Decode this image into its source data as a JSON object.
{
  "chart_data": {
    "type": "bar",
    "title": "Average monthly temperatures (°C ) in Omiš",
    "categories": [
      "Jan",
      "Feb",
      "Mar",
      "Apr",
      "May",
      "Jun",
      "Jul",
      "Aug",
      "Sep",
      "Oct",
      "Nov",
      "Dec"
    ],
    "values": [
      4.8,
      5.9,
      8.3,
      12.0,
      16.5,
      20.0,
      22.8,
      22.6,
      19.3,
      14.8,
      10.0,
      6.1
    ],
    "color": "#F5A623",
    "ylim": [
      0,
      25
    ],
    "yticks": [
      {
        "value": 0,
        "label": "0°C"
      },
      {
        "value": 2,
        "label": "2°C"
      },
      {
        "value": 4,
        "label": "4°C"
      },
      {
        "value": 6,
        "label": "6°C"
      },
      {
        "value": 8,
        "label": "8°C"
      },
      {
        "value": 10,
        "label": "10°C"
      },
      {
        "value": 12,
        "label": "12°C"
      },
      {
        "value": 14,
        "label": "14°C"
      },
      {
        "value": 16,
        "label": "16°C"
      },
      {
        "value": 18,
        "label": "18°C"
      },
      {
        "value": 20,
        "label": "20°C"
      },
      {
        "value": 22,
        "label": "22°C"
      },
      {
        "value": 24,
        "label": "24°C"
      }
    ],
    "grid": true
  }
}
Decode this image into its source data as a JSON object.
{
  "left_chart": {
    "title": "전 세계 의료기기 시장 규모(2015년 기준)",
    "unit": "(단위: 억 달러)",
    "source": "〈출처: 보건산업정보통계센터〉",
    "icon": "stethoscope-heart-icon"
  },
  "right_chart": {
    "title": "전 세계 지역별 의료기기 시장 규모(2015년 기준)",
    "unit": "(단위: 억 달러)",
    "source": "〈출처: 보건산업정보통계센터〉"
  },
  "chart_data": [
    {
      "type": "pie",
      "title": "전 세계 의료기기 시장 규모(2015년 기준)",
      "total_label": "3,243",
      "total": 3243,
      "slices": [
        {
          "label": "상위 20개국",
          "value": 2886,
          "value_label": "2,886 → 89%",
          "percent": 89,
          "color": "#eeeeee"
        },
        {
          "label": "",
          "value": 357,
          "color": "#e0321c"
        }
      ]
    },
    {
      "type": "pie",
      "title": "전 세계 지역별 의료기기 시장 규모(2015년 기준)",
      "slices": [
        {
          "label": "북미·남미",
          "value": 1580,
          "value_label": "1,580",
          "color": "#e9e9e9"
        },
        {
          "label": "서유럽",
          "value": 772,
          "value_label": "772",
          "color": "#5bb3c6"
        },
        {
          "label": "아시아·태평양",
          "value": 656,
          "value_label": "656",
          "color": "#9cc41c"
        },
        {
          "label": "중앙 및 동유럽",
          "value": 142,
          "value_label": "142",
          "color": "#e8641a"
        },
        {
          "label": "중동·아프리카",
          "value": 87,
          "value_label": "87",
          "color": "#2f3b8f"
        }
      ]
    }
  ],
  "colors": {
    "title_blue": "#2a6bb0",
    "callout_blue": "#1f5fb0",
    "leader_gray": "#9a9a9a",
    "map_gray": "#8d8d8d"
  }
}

- **WHAT YOU WILL DO**
Make an exact copy of the data above.

- **EXPECTED ANSWER**
Decode this image into its source data as a JSON object.
{
  "chart_data": {
    "type": "bar",
    "title": "Average monthly temperatures (°C ) in Omiš",
    "categories": [
      "Jan",
      "Feb",
      "Mar",
      "Apr",
      "May",
      "Jun",
      "Jul",
      "Aug",
      "Sep",
      "Oct",
      "Nov",
      "Dec"
    ],
    "values": [
      4.8,
      5.9,
      8.3,
      12.0,
      16.5,
      20.0,
      22.8,
      22.6,
      19.3,
      14.8,
      10.0,
      6.1
    ],
    "color": "#F5A623",
    "ylim": [
      0,
      25
    ],
    "yticks": [
      {
        "value": 0,
        "label": "0°C"
      },
      {
        "value": 2,
        "label": "2°C"
      },
      {
        "value": 4,
        "label": "4°C"
      },
      {
        "value": 6,
        "label": "6°C"
      },
      {
        "value": 8,
        "label": "8°C"
      },
      {
        "value": 10,
        "label": "10°C"
      },
      {
        "value": 12,
        "label": "12°C"
      },
      {
        "value": 14,
        "label": "14°C"
      },
      {
        "value": 16,
        "label": "16°C"
      },
      {
        "value": 18,
        "label": "18°C"
      },
      {
        "value": 20,
        "label": "20°C"
      },
      {
        "value": 22,
        "label": "22°C"
      },
      {
        "value": 24,
        "label": "24°C"
      }
    ],
    "grid": true
  }
}
Decode this image into its source data as a JSON object.
{
  "left_chart": {
    "title": "전 세계 의료기기 시장 규모(2015년 기준)",
    "unit": "(단위: 억 달러)",
    "source": "〈출처: 보건산업정보통계센터〉",
    "icon": "stethoscope-heart-icon"
  },
  "right_chart": {
    "title": "전 세계 지역별 의료기기 시장 규모(2015년 기준)",
    "unit": "(단위: 억 달러)",
    "source": "〈출처: 보건산업정보통계센터〉"
  },
  "chart_data": [
    {
      "type": "pie",
      "title": "전 세계 의료기기 시장 규모(2015년 기준)",
      "total_label": "3,243",
      "total": 3243,
      "slices": [
        {
          "label": "상위 20개국",
          "value": 2886,
          "value_label": "2,886 → 89%",
          "percent": 89,
          "color": "#eeeeee"
        },
        {
          "label": "",
          "value": 357,
          "color": "#e0321c"
        }
      ]
    },
    {
      "type": "pie",
      "title": "전 세계 지역별 의료기기 시장 규모(2015년 기준)",
      "slices": [
        {
          "label": "북미·남미",
          "value": 1580,
          "value_label": "1,580",
          "color": "#e9e9e9"
        },
        {
          "label": "서유럽",
          "value": 772,
          "value_label": "772",
          "color": "#5bb3c6"
        },
        {
          "label": "아시아·태평양",
          "value": 656,
          "value_label": "656",
          "color": "#9cc41c"
        },
        {
          "label": "중앙 및 동유럽",
          "value": 142,
          "value_label": "142",
          "color": "#e8641a"
        },
        {
          "label": "중동·아프리카",
          "value": 87,
          "value_label": "87",
          "color": "#2f3b8f"
        }
      ]
    }
  ],
  "colors": {
    "title_blue": "#2a6bb0",
    "callout_blue": "#1f5fb0",
    "leader_gray": "#9a9a9a",
    "map_gray": "#8d8d8d"
  }
}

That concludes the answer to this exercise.